RECORDS SUPPLIED:
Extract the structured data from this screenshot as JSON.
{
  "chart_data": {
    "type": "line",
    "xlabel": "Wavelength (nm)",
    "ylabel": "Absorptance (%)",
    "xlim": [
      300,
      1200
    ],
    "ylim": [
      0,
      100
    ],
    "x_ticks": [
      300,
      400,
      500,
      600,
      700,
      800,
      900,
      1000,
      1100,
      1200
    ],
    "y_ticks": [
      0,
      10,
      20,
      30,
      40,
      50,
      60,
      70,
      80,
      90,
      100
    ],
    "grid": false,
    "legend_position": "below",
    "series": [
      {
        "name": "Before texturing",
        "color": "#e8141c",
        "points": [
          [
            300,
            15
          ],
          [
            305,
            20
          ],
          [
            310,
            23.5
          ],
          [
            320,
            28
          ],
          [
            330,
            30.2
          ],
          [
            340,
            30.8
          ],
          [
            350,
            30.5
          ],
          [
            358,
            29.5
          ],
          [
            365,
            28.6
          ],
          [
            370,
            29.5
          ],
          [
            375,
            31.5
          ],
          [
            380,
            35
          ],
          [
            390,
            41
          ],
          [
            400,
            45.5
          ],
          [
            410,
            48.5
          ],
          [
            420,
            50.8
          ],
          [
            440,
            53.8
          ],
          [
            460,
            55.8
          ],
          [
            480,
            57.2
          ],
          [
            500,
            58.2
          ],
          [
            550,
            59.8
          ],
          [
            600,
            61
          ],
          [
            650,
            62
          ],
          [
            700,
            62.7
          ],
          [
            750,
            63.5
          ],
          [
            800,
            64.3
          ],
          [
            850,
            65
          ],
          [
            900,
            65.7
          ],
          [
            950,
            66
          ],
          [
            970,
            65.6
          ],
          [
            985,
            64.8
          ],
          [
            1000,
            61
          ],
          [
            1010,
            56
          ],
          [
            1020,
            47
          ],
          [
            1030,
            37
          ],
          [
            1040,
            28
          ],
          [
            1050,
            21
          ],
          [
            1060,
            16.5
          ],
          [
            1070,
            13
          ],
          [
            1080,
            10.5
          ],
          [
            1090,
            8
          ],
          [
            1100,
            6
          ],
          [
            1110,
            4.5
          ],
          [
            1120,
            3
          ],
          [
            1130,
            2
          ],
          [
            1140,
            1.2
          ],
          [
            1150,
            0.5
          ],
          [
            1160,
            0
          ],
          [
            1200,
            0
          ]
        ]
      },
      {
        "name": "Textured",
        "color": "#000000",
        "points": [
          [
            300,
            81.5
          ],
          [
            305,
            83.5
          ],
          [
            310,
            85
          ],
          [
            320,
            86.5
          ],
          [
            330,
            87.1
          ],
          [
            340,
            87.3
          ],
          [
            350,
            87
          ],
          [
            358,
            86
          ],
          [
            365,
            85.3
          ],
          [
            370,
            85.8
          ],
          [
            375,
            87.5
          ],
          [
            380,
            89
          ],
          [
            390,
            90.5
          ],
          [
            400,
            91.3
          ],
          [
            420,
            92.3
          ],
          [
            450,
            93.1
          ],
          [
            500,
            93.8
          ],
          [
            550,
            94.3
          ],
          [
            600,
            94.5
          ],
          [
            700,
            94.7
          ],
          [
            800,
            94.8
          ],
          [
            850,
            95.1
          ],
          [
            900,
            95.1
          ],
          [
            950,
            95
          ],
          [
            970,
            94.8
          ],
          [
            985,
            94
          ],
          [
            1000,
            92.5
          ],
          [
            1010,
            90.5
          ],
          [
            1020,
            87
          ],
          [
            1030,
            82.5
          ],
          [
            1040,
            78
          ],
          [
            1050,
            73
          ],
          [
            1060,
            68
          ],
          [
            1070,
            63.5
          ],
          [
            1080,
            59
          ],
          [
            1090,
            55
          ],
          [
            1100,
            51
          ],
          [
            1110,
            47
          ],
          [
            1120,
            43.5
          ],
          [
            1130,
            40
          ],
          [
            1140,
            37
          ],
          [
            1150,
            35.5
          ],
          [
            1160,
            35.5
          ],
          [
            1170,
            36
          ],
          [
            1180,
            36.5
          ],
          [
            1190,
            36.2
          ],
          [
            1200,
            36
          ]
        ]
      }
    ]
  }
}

WHAT TO PRODUCE: All of the entries need to be reproduced exactly; please write them out.

FULL OUTPUT:
Extract the structured data from this screenshot as JSON.
{
  "chart_data": {
    "type": "line",
    "xlabel": "Wavelength (nm)",
    "ylabel": "Absorptance (%)",
    "xlim": [
      300,
      1200
    ],
    "ylim": [
      0,
      100
    ],
    "x_ticks": [
      300,
      400,
      500,
      600,
      700,
      800,
      900,
      1000,
      1100,
      1200
    ],
    "y_ticks": [
      0,
      10,
      20,
      30,
      40,
      50,
      60,
      70,
      80,
      90,
      100
    ],
    "grid": false,
    "legend_position": "below",
    "series": [
      {
        "name": "Before texturing",
        "color": "#e8141c",
        "points": [
          [
            300,
            15
          ],
          [
            305,
            20
          ],
          [
            310,
            23.5
          ],
          [
            320,
            28
          ],
          [
            330,
            30.2
          ],
          [
            340,
            30.8
          ],
          [
            350,
            30.5
          ],
          [
            358,
            29.5
          ],
          [
            365,
            28.6
          ],
          [
            370,
            29.5
          ],
          [
            375,
            31.5
          ],
          [
            380,
            35
          ],
          [
            390,
            41
          ],
          [
            400,
            45.5
          ],
          [
            410,
            48.5
          ],
          [
            420,
            50.8
          ],
          [
            440,
            53.8
          ],
          [
            460,
            55.8
          ],
          [
            480,
            57.2
          ],
          [
            500,
            58.2
          ],
          [
            550,
            59.8
          ],
          [
            600,
            61
          ],
          [
            650,
            62
          ],
          [
            700,
            62.7
          ],
          [
            750,
            63.5
          ],
          [
            800,
            64.3
          ],
          [
            850,
            65
          ],
          [
            900,
            65.7
          ],
          [
            950,
            66
          ],
          [
            970,
            65.6
          ],
          [
            985,
            64.8
          ],
          [
            1000,
            61
          ],
          [
            1010,
            56
          ],
          [
            1020,
            47
          ],
          [
            1030,
            37
          ],
          [
            1040,
            28
          ],
          [
            1050,
            21
          ],
          [
            1060,
            16.5
          ],
          [
            1070,
            13
          ],
          [
            1080,
            10.5
          ],
          [
            1090,
            8
          ],
          [
            1100,
            6
          ],
          [
            1110,
            4.5
          ],
          [
            1120,
            3
          ],
          [
            1130,
            2
          ],
          [
            1140,
            1.2
          ],
          [
            1150,
            0.5
          ],
          [
            1160,
            0
          ],
          [
            1200,
            0
          ]
        ]
      },
      {
        "name": "Textured",
        "color": "#000000",
        "points": [
          [
            300,
            81.5
          ],
          [
            305,
            83.5
          ],
          [
            310,
            85
          ],
          [
            320,
            86.5
          ],
          [
            330,
            87.1
          ],
          [
            340,
            87.3
          ],
          [
            350,
            87
          ],
          [
            358,
            86
          ],
          [
            365,
            85.3
          ],
          [
            370,
            85.8
          ],
          [
            375,
            87.5
          ],
          [
            380,
            89
          ],
          [
            390,
            90.5
          ],
          [
            400,
            91.3
          ],
          [
            420,
            92.3
          ],
          [
            450,
            93.1
          ],
          [
            500,
            93.8
          ],
          [
            550,
            94.3
          ],
          [
            600,
            94.5
          ],
          [
            700,
            94.7
          ],
          [
            800,
            94.8
          ],
          [
            850,
            95.1
          ],
          [
            900,
            95.1
          ],
          [
            950,
            95
          ],
          [
            970,
            94.8
          ],
          [
            985,
            94
          ],
          [
            1000,
            92.5
          ],
          [
            1010,
            90.5
          ],
          [
            1020,
            87
          ],
          [
            1030,
            82.5
          ],
          [
            1040,
            78
          ],
          [
            1050,
            73
          ],
          [
            1060,
            68
          ],
          [
            1070,
            63.5
          ],
          [
            1080,
            59
          ],
          [
            1090,
            55
          ],
          [
            1100,
            51
          ],
          [
            1110,
            47
          ],
          [
            1120,
            43.5
          ],
          [
            1130,
            40
          ],
          [
            1140,
            37
          ],
          [
            1150,
            35.5
          ],
          [
            1160,
            35.5
          ],
          [
            1170,
            36
          ],
          [
            1180,
            36.5
          ],
          [
            1190,
            36.2
          ],
          [
            1200,
            36
          ]
        ]
      }
    ]
  }
}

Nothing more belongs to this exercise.